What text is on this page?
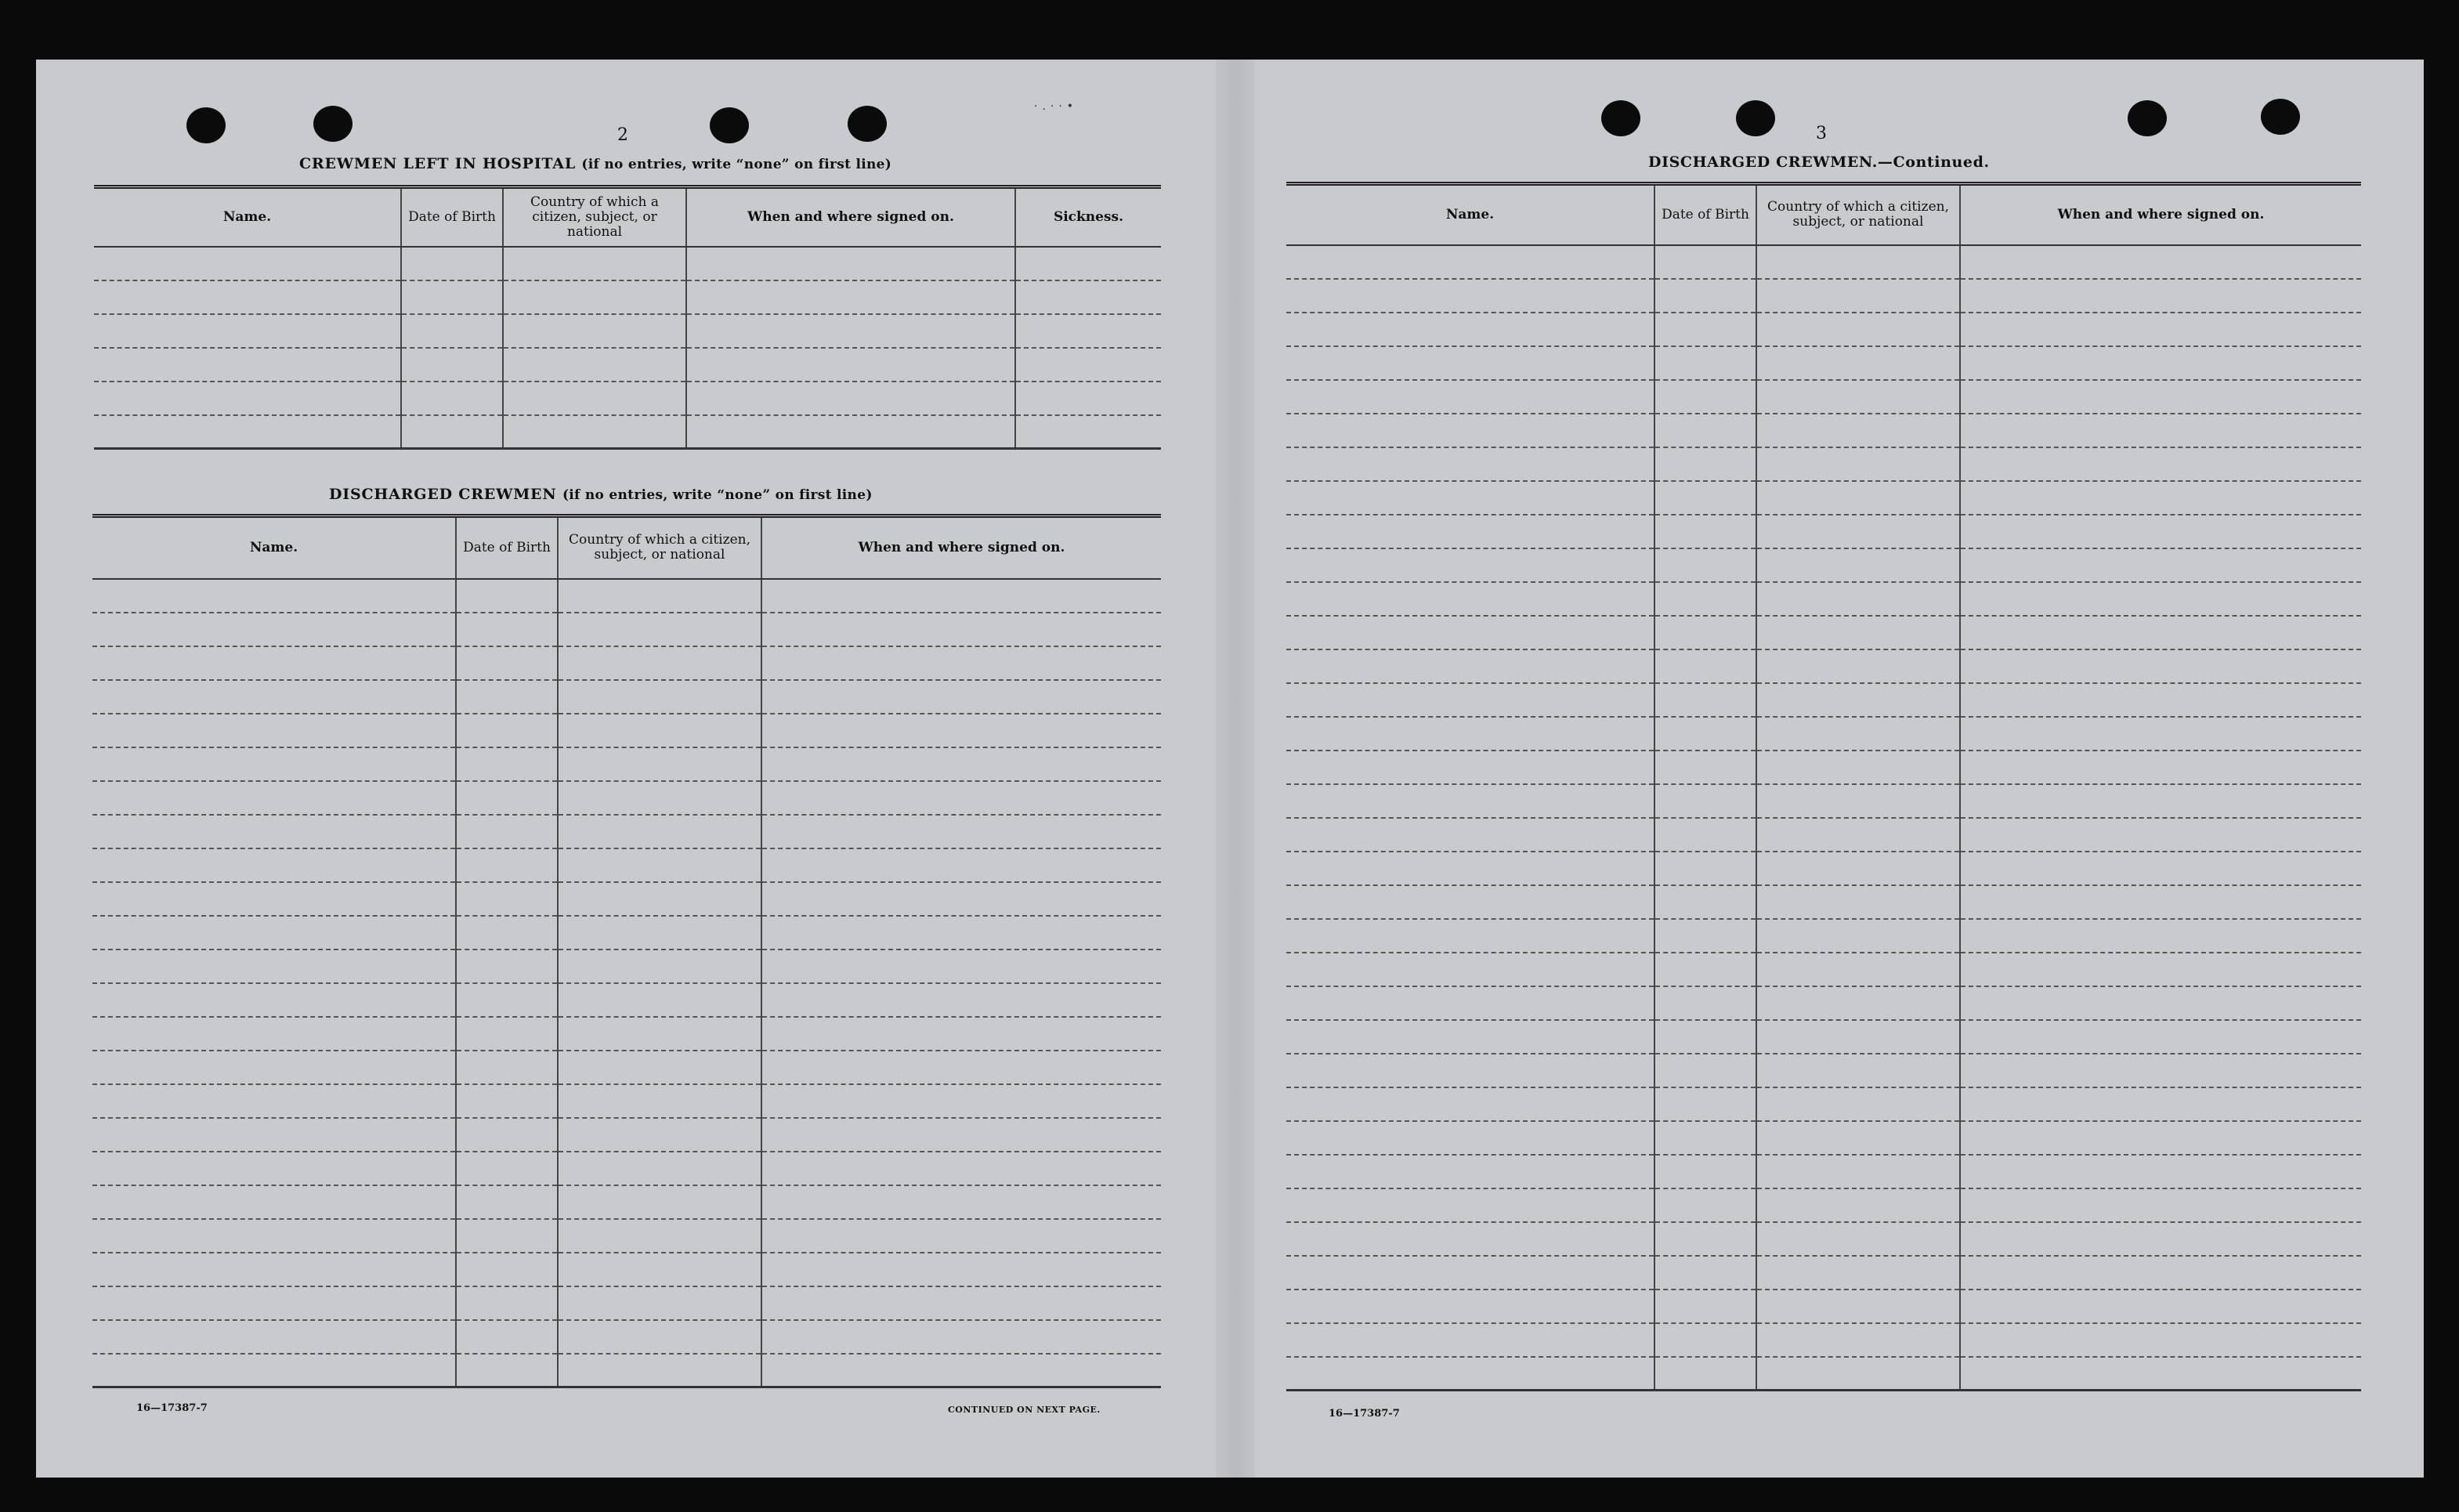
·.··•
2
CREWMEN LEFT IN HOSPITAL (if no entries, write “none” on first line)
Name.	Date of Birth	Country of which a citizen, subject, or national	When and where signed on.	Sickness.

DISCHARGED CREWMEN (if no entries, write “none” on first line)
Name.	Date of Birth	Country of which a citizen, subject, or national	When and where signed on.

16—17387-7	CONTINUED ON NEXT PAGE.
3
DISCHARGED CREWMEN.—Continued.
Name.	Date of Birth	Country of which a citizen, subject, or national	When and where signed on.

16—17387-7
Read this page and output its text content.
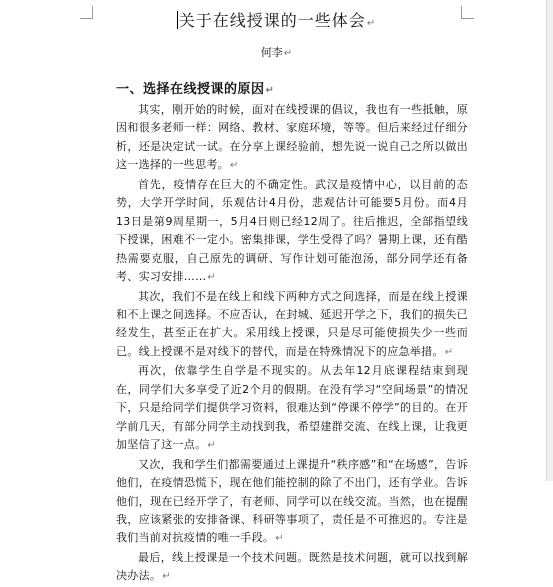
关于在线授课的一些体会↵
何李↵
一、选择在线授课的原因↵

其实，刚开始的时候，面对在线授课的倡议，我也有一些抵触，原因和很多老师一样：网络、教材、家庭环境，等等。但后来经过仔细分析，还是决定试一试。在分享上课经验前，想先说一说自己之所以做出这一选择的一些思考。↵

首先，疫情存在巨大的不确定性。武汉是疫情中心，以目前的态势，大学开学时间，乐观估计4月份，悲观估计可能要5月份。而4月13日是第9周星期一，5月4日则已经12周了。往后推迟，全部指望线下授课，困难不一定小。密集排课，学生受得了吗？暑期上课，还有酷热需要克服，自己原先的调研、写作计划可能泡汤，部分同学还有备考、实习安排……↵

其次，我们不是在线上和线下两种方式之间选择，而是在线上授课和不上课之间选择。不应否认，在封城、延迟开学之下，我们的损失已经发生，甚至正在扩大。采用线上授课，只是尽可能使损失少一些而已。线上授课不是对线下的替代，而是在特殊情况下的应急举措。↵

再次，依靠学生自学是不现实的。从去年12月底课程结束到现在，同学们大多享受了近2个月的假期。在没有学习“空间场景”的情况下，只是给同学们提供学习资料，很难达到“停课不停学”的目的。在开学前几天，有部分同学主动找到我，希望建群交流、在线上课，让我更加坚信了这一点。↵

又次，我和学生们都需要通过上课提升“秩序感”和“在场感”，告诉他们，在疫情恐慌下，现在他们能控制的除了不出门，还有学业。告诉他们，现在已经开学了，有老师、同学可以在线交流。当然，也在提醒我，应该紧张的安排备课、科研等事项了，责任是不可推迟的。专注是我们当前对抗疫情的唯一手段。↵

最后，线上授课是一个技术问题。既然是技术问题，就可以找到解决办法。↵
════
**Task description**
Output nothing but the lines from the line with "Read this page and output its text content." through the last line of the material above, please, word for word and without the pictures.

**The output**
Read this page and output its text content.
关于在线授课的一些体会↵
何李↵
一、选择在线授课的原因↵

其实，刚开始的时候，面对在线授课的倡议，我也有一些抵触，原因和很多老师一样：网络、教材、家庭环境，等等。但后来经过仔细分析，还是决定试一试。在分享上课经验前，想先说一说自己之所以做出这一选择的一些思考。↵

首先，疫情存在巨大的不确定性。武汉是疫情中心，以目前的态势，大学开学时间，乐观估计4月份，悲观估计可能要5月份。而4月13日是第9周星期一，5月4日则已经12周了。往后推迟，全部指望线下授课，困难不一定小。密集排课，学生受得了吗？暑期上课，还有酷热需要克服，自己原先的调研、写作计划可能泡汤，部分同学还有备考、实习安排……↵

其次，我们不是在线上和线下两种方式之间选择，而是在线上授课和不上课之间选择。不应否认，在封城、延迟开学之下，我们的损失已经发生，甚至正在扩大。采用线上授课，只是尽可能使损失少一些而已。线上授课不是对线下的替代，而是在特殊情况下的应急举措。↵

再次，依靠学生自学是不现实的。从去年12月底课程结束到现在，同学们大多享受了近2个月的假期。在没有学习“空间场景”的情况下，只是给同学们提供学习资料，很难达到“停课不停学”的目的。在开学前几天，有部分同学主动找到我，希望建群交流、在线上课，让我更加坚信了这一点。↵

又次，我和学生们都需要通过上课提升“秩序感”和“在场感”，告诉他们，在疫情恐慌下，现在他们能控制的除了不出门，还有学业。告诉他们，现在已经开学了，有老师、同学可以在线交流。当然，也在提醒我，应该紧张的安排备课、科研等事项了，责任是不可推迟的。专注是我们当前对抗疫情的唯一手段。↵

最后，线上授课是一个技术问题。既然是技术问题，就可以找到解决办法。↵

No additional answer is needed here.